= Your goal =
Find every line below that contains the word "headline" and copy it out.

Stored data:
## Begin
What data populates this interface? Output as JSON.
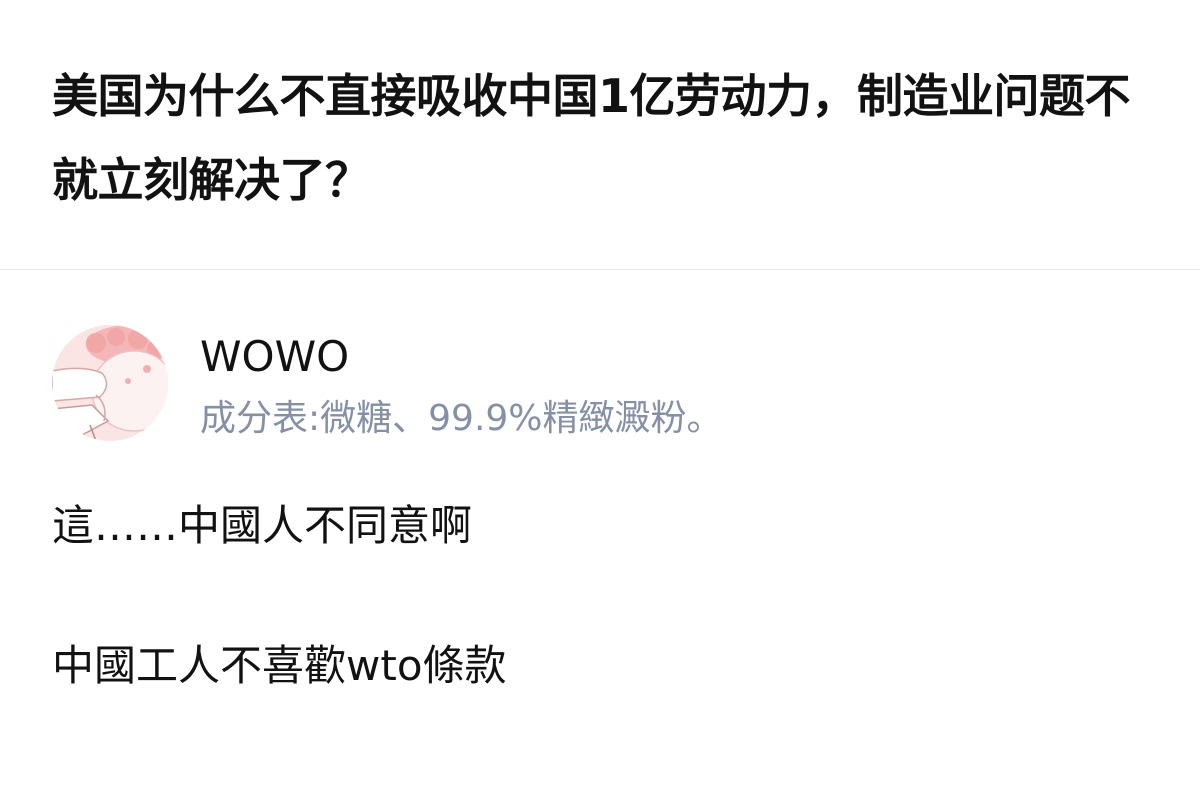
{
  "question": {
    "title": "美国为什么不直接吸收中国1亿劳动力，制造业问题不就立刻解决了？"
  },
  "author": {
    "name": "WOWO",
    "headline": "成分表:微糖、99.9%精緻澱粉。",
    "avatar_icon": "cartoon-avatar-icon",
    "colors": {
      "headline": "#8590a6",
      "avatar_bg": "#fbe4e4"
    }
  },
  "answer": {
    "paragraphs": [
      "這……中國人不同意啊",
      "中國工人不喜歡wto條款"
    ]
  }
}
## End
= Response =
    "headline": "成分表:微糖、99.9%精緻澱粉。",
      "headline": "#8590a6",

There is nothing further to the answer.